Extracted records:
==========

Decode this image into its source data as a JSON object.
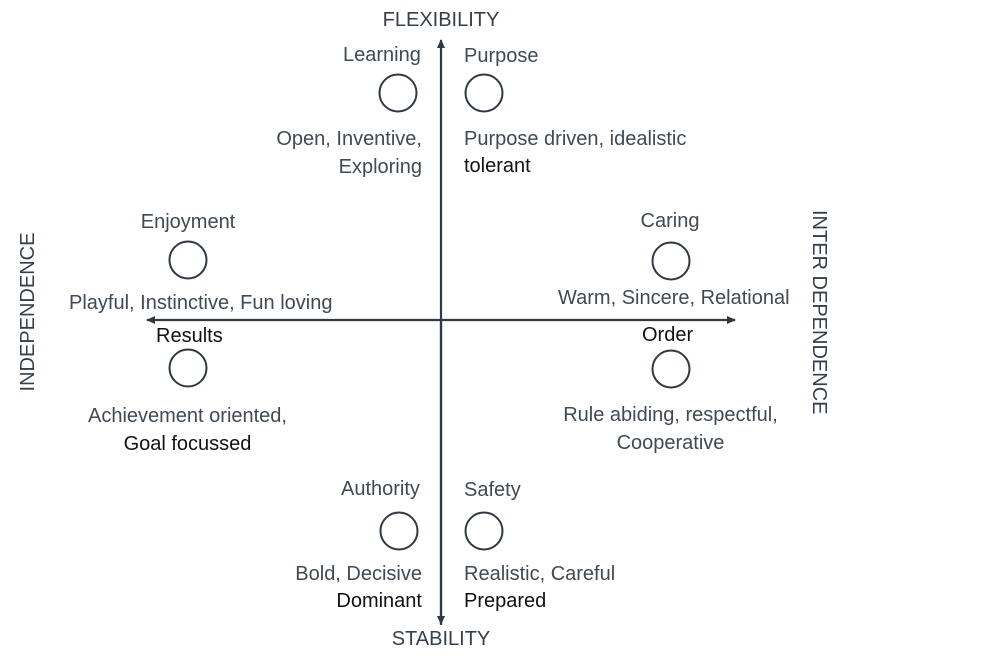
{
  "axes": {
    "top": "FLEXIBILITY",
    "bottom": "STABILITY",
    "left": "INDEPENDENCE",
    "right": "INTER DEPENDENCE"
  },
  "styles": [
    {
      "name": "Learning",
      "line1": "Open, Inventive,",
      "line2": "Exploring"
    },
    {
      "name": "Purpose",
      "line1": "Purpose driven, idealistic",
      "line2": "tolerant"
    },
    {
      "name": "Enjoyment",
      "line1": "Playful, Instinctive, Fun loving",
      "line2": ""
    },
    {
      "name": "Caring",
      "line1": "Warm, Sincere, Relational",
      "line2": ""
    },
    {
      "name": "Results",
      "line1": "Achievement oriented,",
      "line2": "Goal focussed"
    },
    {
      "name": "Order",
      "line1": "Rule abiding, respectful,",
      "line2": "Cooperative"
    },
    {
      "name": "Authority",
      "line1": "Bold, Decisive",
      "line2": "Dominant"
    },
    {
      "name": "Safety",
      "line1": "Realistic, Careful",
      "line2": "Prepared"
    }
  ],
  "colors": {
    "axis": "#2f3a45",
    "text": "#3f4a55",
    "emphasis": "#111111"
  }
}
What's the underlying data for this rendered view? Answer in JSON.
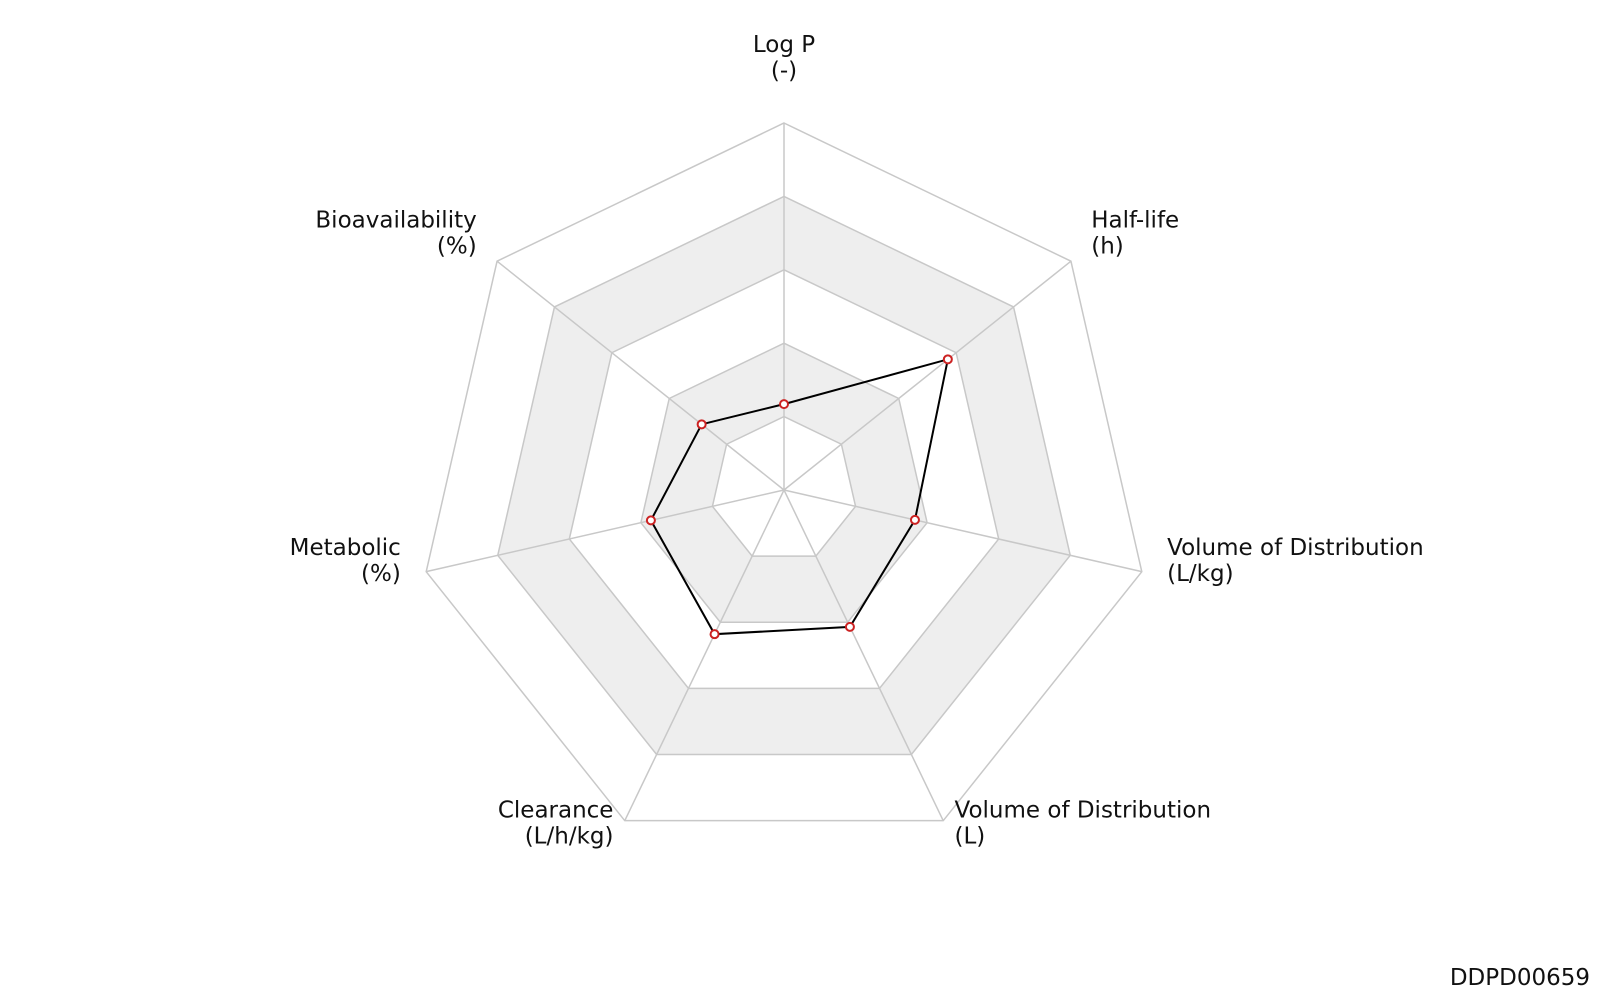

==========

- _Exercise instructions_: Each record should be quoted exactly, with the images omitted.

- _Final answer_:
Decode this image into its source data as a JSON object.
{
  "axes": {
    "top": "FLEXIBILITY",
    "bottom": "STABILITY",
    "left": "INDEPENDENCE",
    "right": "INTER DEPENDENCE"
  },
  "styles": [
    {
      "name": "Learning",
      "line1": "Open, Inventive,",
      "line2": "Exploring"
    },
    {
      "name": "Purpose",
      "line1": "Purpose driven, idealistic",
      "line2": "tolerant"
    },
    {
      "name": "Enjoyment",
      "line1": "Playful, Instinctive, Fun loving",
      "line2": ""
    },
    {
      "name": "Caring",
      "line1": "Warm, Sincere, Relational",
      "line2": ""
    },
    {
      "name": "Results",
      "line1": "Achievement oriented,",
      "line2": "Goal focussed"
    },
    {
      "name": "Order",
      "line1": "Rule abiding, respectful,",
      "line2": "Cooperative"
    },
    {
      "name": "Authority",
      "line1": "Bold, Decisive",
      "line2": "Dominant"
    },
    {
      "name": "Safety",
      "line1": "Realistic, Careful",
      "line2": "Prepared"
    }
  ],
  "colors": {
    "axis": "#2f3a45",
    "text": "#3f4a55",
    "emphasis": "#111111"
  }
}
What's the underlying data for this rendered view? Answer in JSON.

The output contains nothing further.